**DATA FOR PROCESSING:**
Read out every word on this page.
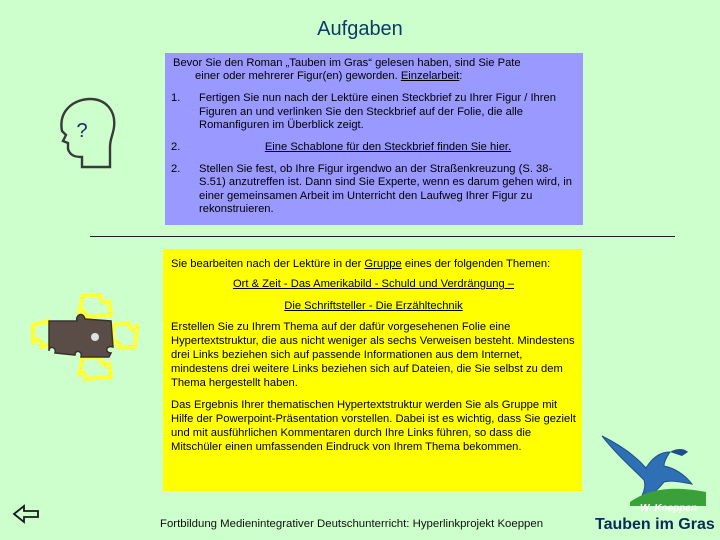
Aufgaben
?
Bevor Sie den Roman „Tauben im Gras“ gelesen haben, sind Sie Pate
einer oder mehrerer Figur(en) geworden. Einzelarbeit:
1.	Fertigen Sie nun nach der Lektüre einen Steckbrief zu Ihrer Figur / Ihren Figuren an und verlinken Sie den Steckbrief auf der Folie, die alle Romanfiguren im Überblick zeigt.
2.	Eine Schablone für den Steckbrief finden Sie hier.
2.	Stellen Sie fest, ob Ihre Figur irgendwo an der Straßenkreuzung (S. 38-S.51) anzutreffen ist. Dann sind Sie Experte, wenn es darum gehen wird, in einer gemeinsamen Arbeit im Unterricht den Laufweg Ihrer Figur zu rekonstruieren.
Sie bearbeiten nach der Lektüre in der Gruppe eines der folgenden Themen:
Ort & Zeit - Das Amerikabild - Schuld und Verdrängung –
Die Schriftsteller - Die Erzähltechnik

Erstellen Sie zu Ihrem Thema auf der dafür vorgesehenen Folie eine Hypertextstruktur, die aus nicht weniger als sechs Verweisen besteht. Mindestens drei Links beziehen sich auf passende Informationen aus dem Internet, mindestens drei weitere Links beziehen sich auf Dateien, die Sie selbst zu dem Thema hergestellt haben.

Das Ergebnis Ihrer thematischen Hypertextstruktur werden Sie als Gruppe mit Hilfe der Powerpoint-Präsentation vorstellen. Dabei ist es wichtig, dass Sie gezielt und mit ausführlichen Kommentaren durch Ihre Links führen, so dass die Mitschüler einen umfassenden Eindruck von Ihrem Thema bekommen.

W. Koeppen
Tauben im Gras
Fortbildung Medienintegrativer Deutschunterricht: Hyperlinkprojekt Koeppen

* * *

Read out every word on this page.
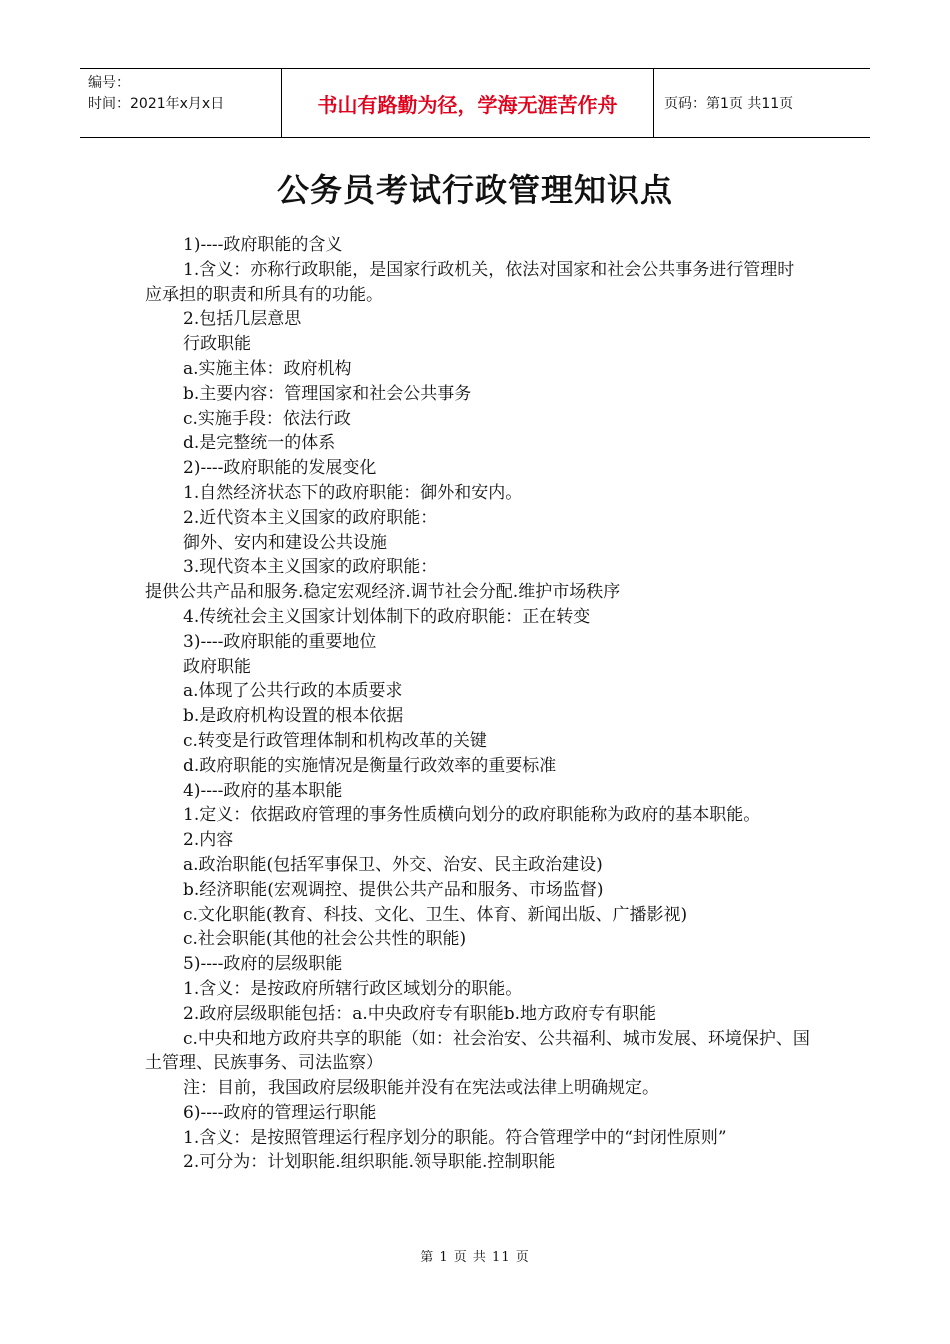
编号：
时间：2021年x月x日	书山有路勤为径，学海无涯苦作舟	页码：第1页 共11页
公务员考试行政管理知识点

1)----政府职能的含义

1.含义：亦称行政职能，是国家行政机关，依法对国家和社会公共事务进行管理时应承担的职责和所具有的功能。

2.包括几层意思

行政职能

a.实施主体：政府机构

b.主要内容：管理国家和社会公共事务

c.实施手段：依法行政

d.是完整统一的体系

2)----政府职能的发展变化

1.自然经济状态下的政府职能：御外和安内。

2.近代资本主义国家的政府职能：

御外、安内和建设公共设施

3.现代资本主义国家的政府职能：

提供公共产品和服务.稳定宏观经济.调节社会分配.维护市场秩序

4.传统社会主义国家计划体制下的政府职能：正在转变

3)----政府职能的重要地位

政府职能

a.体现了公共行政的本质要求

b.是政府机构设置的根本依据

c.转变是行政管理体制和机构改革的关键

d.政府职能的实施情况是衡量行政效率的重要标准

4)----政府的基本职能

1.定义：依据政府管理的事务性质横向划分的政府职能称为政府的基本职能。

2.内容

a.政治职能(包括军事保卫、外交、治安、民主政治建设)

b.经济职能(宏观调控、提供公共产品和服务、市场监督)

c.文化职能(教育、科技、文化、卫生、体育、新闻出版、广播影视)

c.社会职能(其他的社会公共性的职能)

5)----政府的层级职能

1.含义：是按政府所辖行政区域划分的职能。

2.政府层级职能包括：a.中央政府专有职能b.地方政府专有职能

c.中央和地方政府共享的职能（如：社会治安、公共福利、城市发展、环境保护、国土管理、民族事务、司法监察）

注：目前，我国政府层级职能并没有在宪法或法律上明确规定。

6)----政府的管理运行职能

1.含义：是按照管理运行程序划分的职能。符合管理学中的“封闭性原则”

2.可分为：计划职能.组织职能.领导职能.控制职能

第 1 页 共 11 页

**WHAT YOU HAVE TO DO:** Copy out each line of the data where the string "einer" appears.

**EXERCISE RESULT:**
einer oder mehrerer Figur(en) geworden. Einzelarbeit:
2.	Stellen Sie fest, ob Ihre Figur irgendwo an der Straßenkreuzung (S. 38-S.51) anzutreffen ist. Dann sind Sie Experte, wenn es darum gehen wird, in einer gemeinsamen Arbeit im Unterricht den Laufweg Ihrer Figur zu rekonstruieren.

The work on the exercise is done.